===== INPUT ROWS =====
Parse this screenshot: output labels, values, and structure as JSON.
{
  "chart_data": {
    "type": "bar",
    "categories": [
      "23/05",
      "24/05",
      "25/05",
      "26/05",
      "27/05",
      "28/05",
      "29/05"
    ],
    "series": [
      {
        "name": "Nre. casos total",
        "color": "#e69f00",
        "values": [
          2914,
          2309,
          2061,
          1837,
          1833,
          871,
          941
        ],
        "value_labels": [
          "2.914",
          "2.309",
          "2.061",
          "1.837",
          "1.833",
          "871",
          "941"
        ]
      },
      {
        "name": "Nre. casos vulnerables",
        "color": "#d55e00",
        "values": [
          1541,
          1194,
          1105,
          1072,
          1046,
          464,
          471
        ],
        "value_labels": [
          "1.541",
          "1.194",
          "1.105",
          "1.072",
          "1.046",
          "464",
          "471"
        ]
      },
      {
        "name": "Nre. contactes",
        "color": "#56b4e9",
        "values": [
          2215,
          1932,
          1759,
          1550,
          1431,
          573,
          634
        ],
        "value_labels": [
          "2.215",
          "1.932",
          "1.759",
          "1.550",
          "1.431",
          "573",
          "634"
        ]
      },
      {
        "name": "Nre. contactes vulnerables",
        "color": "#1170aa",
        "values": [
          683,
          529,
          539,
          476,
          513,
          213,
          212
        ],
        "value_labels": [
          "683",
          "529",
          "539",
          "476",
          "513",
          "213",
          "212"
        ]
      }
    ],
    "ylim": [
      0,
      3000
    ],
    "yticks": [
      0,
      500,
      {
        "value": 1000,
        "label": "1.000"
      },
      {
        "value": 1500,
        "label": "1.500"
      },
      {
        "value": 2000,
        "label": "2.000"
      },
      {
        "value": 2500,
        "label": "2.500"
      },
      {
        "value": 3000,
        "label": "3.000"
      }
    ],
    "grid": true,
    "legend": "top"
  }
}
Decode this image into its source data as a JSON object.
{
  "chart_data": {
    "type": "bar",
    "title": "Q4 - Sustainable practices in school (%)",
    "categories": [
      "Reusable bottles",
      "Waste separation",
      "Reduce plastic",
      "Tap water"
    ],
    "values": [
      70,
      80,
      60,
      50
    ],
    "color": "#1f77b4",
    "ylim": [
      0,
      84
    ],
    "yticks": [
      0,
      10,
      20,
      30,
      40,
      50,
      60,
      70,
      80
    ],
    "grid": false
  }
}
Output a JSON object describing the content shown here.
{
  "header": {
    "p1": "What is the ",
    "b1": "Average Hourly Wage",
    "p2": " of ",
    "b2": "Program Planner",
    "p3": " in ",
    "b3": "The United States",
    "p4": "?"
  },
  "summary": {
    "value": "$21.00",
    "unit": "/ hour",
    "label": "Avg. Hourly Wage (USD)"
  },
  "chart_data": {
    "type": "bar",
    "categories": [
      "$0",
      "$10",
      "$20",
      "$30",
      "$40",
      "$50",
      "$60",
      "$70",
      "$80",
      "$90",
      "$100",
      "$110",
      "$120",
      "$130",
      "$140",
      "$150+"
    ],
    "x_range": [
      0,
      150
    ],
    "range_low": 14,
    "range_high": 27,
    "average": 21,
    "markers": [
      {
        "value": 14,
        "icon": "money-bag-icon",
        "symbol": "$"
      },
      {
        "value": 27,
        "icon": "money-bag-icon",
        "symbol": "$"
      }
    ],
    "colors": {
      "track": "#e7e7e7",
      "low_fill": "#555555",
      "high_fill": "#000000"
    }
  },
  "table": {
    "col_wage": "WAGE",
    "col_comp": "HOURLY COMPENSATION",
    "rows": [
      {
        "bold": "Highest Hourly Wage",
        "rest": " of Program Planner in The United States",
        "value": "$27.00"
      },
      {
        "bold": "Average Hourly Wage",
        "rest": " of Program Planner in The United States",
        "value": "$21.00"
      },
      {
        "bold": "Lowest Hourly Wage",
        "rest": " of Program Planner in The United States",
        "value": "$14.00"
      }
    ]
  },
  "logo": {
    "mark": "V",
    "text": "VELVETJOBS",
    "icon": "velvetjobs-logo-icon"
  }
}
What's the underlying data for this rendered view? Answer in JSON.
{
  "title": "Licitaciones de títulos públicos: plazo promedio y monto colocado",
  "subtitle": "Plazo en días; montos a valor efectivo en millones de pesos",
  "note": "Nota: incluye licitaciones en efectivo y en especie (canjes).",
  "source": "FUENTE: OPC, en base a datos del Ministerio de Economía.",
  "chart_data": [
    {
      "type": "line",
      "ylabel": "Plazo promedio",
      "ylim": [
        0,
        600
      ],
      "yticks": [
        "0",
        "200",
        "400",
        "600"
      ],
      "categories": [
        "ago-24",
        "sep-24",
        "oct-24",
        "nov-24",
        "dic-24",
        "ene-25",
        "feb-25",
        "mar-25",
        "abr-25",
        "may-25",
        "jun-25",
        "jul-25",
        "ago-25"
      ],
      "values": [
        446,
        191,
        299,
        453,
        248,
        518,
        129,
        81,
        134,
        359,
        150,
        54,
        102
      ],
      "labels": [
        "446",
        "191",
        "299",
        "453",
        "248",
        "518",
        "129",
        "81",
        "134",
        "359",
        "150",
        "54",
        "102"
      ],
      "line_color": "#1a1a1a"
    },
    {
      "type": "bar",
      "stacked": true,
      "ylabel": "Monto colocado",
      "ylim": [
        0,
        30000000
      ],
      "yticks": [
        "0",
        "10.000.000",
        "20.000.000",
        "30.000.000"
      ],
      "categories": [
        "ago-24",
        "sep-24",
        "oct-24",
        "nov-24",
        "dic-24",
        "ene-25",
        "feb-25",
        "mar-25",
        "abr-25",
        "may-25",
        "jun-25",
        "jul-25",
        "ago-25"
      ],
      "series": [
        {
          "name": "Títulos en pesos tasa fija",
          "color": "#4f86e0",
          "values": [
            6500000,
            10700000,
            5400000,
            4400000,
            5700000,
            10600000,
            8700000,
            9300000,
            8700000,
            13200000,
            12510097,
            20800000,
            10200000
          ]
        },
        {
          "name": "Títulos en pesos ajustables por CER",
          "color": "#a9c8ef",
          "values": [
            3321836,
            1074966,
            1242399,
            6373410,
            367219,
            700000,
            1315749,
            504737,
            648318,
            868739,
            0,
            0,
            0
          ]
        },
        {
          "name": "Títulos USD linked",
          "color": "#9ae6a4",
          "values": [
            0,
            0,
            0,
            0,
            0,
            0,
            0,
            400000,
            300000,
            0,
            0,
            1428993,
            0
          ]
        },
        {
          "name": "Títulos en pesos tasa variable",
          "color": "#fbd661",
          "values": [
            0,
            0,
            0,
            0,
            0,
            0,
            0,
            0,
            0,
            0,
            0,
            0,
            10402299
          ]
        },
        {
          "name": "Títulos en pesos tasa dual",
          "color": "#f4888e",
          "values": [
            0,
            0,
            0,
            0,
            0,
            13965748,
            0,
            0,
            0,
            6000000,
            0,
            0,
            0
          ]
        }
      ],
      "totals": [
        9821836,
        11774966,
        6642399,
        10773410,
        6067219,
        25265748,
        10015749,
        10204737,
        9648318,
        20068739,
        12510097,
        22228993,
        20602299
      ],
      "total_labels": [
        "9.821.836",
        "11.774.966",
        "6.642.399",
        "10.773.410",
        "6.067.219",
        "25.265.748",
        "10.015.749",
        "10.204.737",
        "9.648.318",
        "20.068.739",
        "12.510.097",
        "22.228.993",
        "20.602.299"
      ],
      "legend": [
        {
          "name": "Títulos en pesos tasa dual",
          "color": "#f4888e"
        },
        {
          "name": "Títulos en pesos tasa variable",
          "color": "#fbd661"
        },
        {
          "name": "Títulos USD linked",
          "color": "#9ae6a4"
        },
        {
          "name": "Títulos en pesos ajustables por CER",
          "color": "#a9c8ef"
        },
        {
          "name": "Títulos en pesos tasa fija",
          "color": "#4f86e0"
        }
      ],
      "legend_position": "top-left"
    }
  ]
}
=====
Report the number of lines of the listing above that hold the string "casos", with no other text.

EXPECTED OUTPUT: 2